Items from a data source

- - - - -

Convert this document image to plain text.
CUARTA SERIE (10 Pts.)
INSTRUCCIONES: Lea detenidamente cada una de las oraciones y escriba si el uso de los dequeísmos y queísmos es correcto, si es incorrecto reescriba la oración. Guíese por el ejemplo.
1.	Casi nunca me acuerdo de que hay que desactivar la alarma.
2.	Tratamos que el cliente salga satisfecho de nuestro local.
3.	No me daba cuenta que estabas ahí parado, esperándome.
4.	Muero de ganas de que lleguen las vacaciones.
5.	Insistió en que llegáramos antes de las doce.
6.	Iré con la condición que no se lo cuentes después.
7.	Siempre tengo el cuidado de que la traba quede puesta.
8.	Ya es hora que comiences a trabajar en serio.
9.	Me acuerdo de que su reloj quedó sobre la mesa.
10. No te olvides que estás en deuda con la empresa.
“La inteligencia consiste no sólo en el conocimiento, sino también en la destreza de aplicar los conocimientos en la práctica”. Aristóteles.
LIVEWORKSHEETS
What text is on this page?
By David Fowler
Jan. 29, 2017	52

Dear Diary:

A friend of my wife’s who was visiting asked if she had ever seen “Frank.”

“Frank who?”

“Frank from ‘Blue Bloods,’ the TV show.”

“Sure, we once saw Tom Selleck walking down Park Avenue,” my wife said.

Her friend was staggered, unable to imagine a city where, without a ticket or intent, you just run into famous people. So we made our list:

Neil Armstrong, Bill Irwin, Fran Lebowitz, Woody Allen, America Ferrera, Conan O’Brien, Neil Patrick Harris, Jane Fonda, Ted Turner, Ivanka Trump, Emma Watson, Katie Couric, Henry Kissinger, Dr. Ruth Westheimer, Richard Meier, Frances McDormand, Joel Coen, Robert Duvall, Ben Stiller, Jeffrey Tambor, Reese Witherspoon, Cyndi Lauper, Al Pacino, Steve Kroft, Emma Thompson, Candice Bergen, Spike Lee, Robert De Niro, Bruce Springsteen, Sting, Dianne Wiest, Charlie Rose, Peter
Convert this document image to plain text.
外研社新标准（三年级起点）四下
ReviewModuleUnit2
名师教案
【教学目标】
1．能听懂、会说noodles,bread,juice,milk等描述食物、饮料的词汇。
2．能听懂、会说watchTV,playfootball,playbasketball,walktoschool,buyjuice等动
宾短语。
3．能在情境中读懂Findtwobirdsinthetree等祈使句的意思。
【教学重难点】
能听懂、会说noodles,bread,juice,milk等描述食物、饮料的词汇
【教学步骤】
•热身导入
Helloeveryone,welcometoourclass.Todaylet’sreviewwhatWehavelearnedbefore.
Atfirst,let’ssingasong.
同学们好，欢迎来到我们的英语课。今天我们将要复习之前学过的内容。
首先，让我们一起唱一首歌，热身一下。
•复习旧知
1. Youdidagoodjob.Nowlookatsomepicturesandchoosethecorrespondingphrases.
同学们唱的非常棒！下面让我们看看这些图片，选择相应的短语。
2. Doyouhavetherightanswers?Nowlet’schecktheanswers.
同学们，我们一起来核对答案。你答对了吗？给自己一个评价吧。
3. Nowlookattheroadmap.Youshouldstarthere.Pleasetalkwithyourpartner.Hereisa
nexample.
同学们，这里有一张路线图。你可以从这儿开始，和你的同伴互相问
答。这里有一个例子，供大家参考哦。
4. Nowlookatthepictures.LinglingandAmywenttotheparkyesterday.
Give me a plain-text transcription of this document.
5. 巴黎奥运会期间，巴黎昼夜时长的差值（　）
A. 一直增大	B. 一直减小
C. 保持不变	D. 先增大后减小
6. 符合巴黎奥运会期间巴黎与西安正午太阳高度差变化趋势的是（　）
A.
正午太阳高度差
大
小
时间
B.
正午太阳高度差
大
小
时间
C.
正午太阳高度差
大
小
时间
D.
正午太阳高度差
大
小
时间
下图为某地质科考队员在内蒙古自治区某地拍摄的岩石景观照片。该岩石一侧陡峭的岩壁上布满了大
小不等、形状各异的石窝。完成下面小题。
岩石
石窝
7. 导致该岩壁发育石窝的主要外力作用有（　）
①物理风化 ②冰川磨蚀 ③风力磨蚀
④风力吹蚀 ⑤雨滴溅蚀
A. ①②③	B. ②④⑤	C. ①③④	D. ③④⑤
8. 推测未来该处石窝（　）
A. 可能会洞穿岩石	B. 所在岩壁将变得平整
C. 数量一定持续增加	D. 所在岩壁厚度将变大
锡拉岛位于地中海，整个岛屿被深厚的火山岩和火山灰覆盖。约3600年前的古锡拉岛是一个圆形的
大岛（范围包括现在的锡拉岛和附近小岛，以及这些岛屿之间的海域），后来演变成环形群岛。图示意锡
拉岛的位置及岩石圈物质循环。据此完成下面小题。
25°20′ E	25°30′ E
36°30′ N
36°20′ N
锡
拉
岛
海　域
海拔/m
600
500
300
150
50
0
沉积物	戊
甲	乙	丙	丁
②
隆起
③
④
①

- - - - -

WHAT IS NEEDED: State how many lines include the string "milk等描述食物". Give no other information.

CORRECT RESPONSE: 2